Start

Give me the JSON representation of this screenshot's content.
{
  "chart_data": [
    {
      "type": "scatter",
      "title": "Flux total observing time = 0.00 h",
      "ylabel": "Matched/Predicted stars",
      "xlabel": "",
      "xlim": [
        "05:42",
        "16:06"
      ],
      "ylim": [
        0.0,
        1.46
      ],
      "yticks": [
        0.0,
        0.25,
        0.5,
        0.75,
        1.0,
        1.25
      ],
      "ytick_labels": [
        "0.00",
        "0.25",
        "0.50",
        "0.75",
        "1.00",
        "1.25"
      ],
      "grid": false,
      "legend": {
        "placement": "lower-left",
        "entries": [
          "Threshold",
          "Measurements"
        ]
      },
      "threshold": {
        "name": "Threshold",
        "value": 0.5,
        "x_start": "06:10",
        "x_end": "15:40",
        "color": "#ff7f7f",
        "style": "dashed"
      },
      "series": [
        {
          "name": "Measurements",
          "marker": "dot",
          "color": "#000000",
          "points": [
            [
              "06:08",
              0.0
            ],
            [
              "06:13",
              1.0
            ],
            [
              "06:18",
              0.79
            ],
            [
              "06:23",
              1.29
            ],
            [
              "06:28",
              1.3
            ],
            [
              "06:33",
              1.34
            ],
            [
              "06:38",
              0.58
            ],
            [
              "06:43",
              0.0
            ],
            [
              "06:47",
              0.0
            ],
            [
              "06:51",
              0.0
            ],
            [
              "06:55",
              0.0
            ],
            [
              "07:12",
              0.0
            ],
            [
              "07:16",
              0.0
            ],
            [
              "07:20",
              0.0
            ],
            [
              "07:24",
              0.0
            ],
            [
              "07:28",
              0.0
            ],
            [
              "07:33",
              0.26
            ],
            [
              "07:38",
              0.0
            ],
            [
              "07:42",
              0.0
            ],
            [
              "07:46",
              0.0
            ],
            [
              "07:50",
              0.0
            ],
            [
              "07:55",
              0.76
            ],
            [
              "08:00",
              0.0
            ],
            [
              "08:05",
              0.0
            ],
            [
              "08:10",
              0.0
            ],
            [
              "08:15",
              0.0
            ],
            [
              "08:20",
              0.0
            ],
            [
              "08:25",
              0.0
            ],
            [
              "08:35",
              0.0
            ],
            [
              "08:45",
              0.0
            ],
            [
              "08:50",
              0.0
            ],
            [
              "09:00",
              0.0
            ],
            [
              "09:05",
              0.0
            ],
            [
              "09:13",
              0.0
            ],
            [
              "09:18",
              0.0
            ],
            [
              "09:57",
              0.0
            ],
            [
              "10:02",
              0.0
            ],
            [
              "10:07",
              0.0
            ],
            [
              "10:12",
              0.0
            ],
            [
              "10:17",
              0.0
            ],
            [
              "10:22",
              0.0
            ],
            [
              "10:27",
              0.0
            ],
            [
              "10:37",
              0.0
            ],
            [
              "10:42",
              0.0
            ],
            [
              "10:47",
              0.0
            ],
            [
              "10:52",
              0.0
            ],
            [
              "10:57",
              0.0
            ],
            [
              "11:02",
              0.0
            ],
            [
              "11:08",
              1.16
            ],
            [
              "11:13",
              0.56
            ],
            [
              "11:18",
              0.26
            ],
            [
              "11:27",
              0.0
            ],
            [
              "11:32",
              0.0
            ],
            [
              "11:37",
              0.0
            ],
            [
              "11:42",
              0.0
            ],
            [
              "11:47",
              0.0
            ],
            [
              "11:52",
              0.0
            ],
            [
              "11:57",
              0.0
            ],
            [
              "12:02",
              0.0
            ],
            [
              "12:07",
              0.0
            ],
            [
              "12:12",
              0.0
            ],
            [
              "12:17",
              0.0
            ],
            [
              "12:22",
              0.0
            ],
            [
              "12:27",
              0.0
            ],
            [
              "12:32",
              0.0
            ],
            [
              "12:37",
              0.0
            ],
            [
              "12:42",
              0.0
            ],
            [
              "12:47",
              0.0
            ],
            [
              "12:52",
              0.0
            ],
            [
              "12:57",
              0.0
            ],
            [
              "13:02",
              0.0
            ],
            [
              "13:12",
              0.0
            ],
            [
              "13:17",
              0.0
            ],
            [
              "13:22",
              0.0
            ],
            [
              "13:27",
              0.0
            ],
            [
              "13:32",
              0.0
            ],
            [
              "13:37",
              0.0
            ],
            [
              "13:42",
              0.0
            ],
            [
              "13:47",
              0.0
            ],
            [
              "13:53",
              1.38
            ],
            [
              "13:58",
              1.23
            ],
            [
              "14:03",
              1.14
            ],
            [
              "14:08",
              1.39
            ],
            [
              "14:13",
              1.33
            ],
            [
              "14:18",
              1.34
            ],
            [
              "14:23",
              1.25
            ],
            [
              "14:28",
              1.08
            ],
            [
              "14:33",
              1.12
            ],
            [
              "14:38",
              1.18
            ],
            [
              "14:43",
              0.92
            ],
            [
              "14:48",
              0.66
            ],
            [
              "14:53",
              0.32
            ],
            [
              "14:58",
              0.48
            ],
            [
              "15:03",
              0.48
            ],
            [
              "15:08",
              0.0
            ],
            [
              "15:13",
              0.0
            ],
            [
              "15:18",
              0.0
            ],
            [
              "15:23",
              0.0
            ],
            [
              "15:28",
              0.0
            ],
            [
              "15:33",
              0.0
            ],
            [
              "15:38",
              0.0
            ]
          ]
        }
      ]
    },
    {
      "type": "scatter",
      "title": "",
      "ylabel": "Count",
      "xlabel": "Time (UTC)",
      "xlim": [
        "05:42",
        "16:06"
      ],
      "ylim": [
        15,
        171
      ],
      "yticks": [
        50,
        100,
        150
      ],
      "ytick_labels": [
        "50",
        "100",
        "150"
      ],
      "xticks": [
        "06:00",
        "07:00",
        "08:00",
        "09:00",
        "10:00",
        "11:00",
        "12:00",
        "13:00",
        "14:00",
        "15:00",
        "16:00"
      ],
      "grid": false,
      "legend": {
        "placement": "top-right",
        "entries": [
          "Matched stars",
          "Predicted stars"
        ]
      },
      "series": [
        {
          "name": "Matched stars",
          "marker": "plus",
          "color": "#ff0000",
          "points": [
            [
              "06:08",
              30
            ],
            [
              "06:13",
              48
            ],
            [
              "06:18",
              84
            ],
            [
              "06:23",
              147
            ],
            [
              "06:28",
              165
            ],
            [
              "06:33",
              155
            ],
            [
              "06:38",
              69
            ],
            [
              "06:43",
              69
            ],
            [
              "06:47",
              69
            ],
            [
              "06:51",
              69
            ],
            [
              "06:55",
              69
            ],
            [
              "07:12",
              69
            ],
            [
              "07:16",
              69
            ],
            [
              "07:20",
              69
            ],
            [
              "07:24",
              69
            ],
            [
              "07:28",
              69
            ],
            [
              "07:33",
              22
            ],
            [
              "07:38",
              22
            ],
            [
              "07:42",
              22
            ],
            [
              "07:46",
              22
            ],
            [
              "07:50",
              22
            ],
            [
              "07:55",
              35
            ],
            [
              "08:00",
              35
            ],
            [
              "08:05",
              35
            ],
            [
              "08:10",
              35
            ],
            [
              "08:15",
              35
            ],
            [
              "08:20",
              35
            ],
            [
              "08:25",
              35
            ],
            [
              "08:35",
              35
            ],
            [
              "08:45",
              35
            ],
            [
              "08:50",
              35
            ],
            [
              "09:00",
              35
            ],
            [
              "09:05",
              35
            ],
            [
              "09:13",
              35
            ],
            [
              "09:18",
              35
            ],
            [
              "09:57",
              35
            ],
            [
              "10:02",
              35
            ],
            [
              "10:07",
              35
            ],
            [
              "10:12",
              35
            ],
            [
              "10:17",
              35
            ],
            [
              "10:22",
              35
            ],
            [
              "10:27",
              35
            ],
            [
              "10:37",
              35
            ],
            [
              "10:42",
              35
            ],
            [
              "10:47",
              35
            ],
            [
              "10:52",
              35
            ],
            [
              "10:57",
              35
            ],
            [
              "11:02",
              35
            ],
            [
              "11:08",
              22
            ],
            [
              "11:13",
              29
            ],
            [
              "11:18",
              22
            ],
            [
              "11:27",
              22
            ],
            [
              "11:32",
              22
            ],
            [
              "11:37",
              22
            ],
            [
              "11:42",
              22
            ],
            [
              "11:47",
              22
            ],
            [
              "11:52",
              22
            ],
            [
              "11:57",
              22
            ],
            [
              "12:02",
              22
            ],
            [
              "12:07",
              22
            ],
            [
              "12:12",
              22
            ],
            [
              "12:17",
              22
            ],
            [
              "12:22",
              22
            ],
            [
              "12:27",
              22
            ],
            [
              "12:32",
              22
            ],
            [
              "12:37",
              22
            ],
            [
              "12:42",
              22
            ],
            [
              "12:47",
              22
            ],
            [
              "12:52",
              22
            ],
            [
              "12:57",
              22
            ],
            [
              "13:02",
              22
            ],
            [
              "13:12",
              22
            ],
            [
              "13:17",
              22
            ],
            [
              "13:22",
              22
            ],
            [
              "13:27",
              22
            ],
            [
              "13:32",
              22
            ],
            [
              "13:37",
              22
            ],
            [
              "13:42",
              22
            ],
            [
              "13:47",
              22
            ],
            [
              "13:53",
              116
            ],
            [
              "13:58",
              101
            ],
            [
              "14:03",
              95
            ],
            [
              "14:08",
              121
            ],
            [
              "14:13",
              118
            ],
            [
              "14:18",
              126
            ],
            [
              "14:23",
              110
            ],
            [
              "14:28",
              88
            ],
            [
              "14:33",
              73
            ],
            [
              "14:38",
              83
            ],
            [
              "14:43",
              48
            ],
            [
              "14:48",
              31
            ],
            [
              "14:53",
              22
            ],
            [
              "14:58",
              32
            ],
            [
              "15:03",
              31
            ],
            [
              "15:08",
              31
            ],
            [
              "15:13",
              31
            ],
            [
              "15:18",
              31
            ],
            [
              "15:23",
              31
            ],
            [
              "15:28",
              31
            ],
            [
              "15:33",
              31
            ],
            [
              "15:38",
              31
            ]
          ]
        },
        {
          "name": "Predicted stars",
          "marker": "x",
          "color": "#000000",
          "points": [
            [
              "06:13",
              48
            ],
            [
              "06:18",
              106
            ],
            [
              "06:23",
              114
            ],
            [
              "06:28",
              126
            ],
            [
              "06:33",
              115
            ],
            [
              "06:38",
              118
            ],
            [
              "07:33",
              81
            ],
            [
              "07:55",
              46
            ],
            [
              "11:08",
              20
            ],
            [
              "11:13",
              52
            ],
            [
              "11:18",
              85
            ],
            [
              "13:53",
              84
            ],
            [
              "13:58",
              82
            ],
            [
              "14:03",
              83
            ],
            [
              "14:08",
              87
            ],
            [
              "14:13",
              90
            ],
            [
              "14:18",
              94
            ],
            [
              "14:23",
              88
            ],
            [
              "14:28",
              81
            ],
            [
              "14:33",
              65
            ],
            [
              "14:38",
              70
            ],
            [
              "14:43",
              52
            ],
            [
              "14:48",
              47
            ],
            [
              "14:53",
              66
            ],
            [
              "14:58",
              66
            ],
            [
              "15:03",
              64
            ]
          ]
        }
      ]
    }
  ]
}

End
Start

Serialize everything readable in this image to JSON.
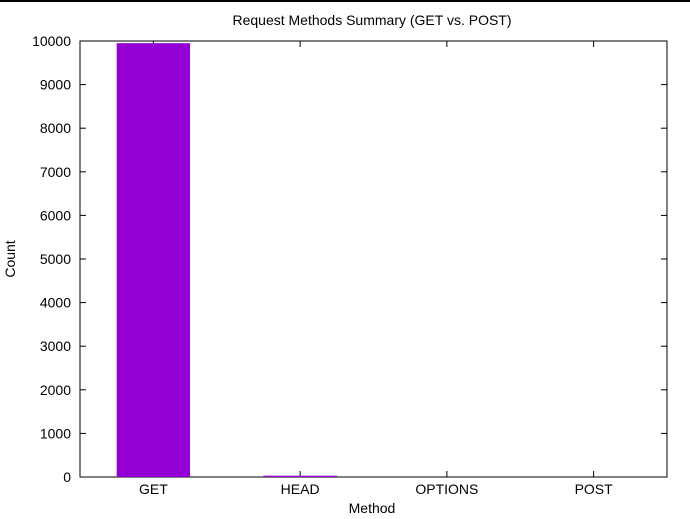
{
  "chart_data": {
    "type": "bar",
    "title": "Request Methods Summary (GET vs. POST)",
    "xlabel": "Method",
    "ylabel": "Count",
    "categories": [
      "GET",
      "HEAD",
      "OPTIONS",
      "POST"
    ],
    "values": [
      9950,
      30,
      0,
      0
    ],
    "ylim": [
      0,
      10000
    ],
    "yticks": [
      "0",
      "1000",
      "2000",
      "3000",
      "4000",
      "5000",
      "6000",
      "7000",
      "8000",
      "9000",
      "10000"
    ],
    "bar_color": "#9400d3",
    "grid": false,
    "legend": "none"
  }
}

End

> **EXERCISE**: Write only the number of lines in the records that include the word "name".

> **RESPONSE TO THE EXERCISE**: 4